[Start of SUPPLIED RECORDS]
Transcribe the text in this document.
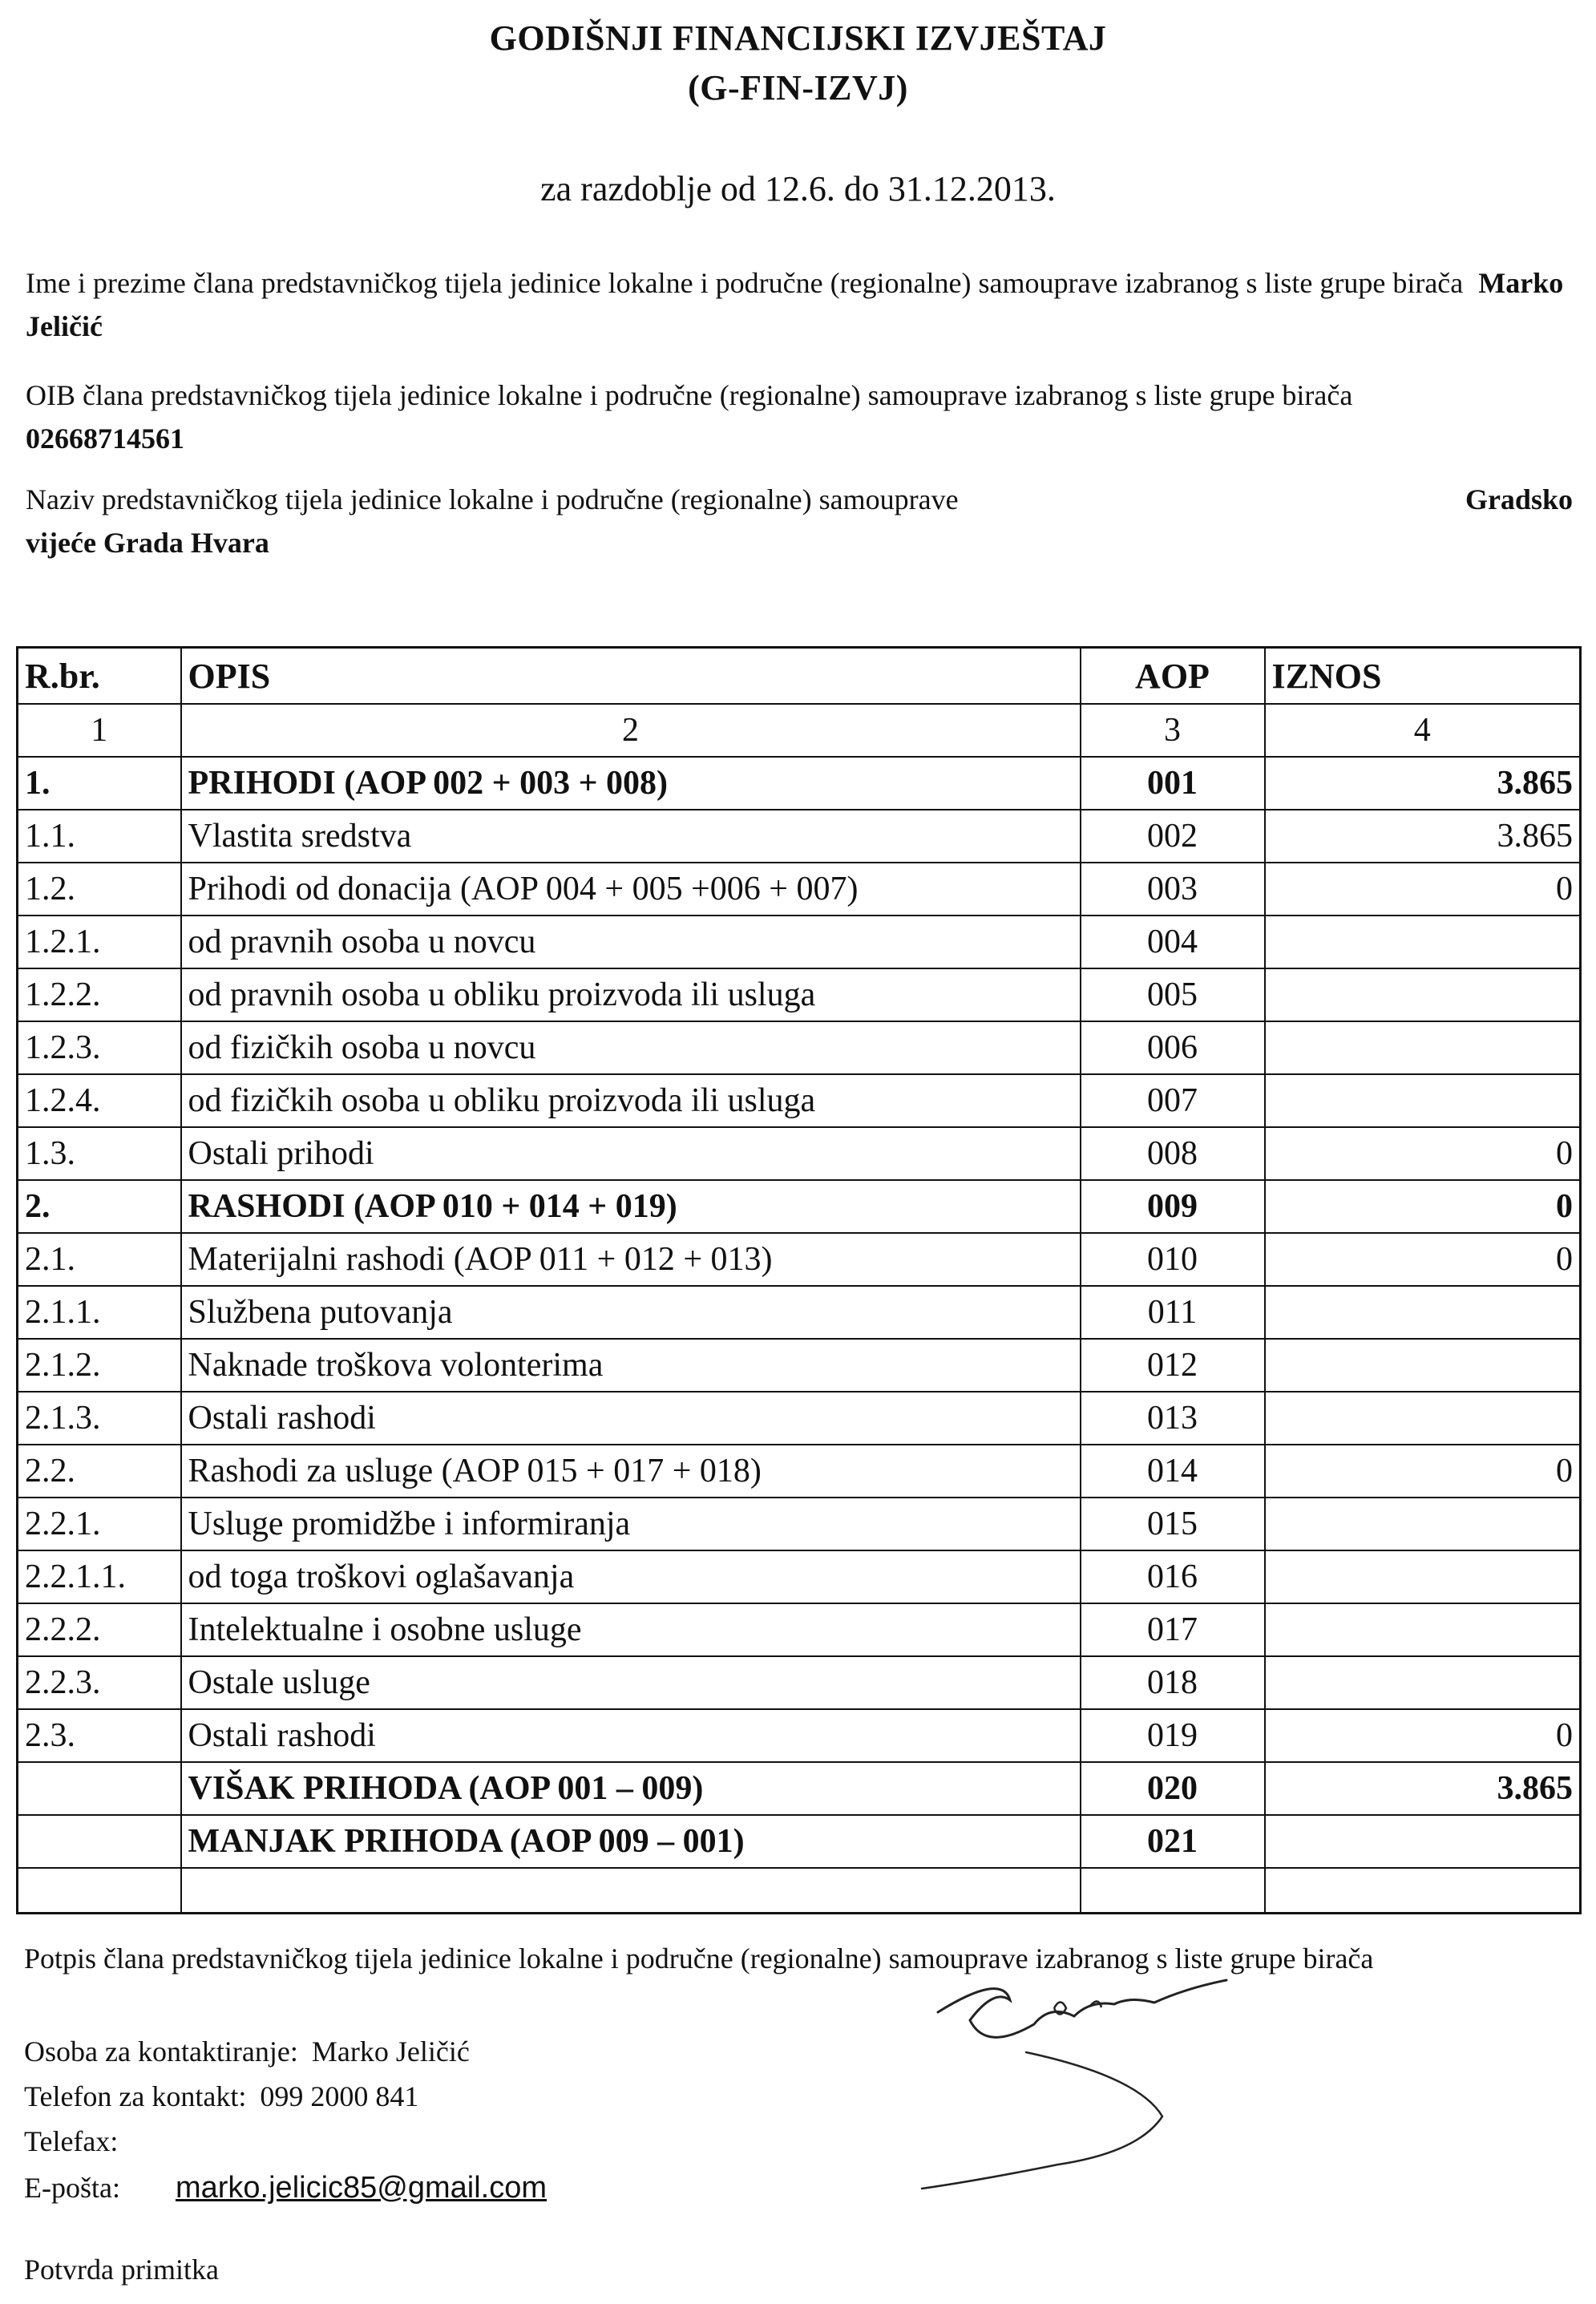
GODIŠNJI FINANCIJSKI IZVJEŠTAJ
(G-FIN-IZVJ)
za razdoblje od 12.6. do 31.12.2013.
Ime i prezime člana predstavničkog tijela jedinice lokalne i područne (regionalne) samouprave izabranog s liste grupe birača Marko Jeličić
OIB člana predstavničkog tijela jedinice lokalne i područne (regionalne) samouprave izabranog s liste grupe birača
02668714561
Naziv predstavničkog tijela jedinice lokalne i područne (regionalne) samouprave	Gradsko

vijeće Grada Hvara
R.br.	OPIS	AOP	IZNOS
1	2	3	4
1.	PRIHODI (AOP 002 + 003 + 008)	001	3.865
1.1.	Vlastita sredstva	002	3.865
1.2.	Prihodi od donacija (AOP 004 + 005 +006 + 007)	003	0
1.2.1.	od pravnih osoba u novcu	004	
1.2.2.	od pravnih osoba u obliku proizvoda ili usluga	005	
1.2.3.	od fizičkih osoba u novcu	006	
1.2.4.	od fizičkih osoba u obliku proizvoda ili usluga	007	
1.3.	Ostali prihodi	008	0
2.	RASHODI (AOP 010 + 014 + 019)	009	0
2.1.	Materijalni rashodi (AOP 011 + 012 + 013)	010	0
2.1.1.	Službena putovanja	011	
2.1.2.	Naknade troškova volonterima	012	
2.1.3.	Ostali rashodi	013	
2.2.	Rashodi za usluge (AOP 015 + 017 + 018)	014	0
2.2.1.	Usluge promidžbe i informiranja	015	
2.2.1.1.	od toga troškovi oglašavanja	016	
2.2.2.	Intelektualne i osobne usluge	017	
2.2.3.	Ostale usluge	018	
2.3.	Ostali rashodi	019	0
	VIŠAK PRIHODA (AOP 001 – 009)	020	3.865
	MANJAK PRIHODA (AOP 009 – 001)	021	

Potpis člana predstavničkog tijela jedinice lokalne i područne (regionalne) samouprave izabranog s liste grupe birača
Osoba za kontaktiranje: Marko Jeličić
Telefon za kontakt: 099 2000 841
Telefax:
E-pošta: marko.jelicic85@gmail.com
Potvrda primitka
[End of SUPPLIED RECORDS]
PROBLEM:
Return each line among the entries that holds the word "predstavničkog".

SOLUTION FOR THIS EXERCISE:
Ime i prezime člana predstavničkog tijela jedinice lokalne i područne (regionalne) samouprave izabranog s liste grupe birača Marko Jeličić
OIB člana predstavničkog tijela jedinice lokalne i područne (regionalne) samouprave izabranog s liste grupe birača
Naziv predstavničkog tijela jedinice lokalne i područne (regionalne) samouprave	Gradsko
Potpis člana predstavničkog tijela jedinice lokalne i područne (regionalne) samouprave izabranog s liste grupe birača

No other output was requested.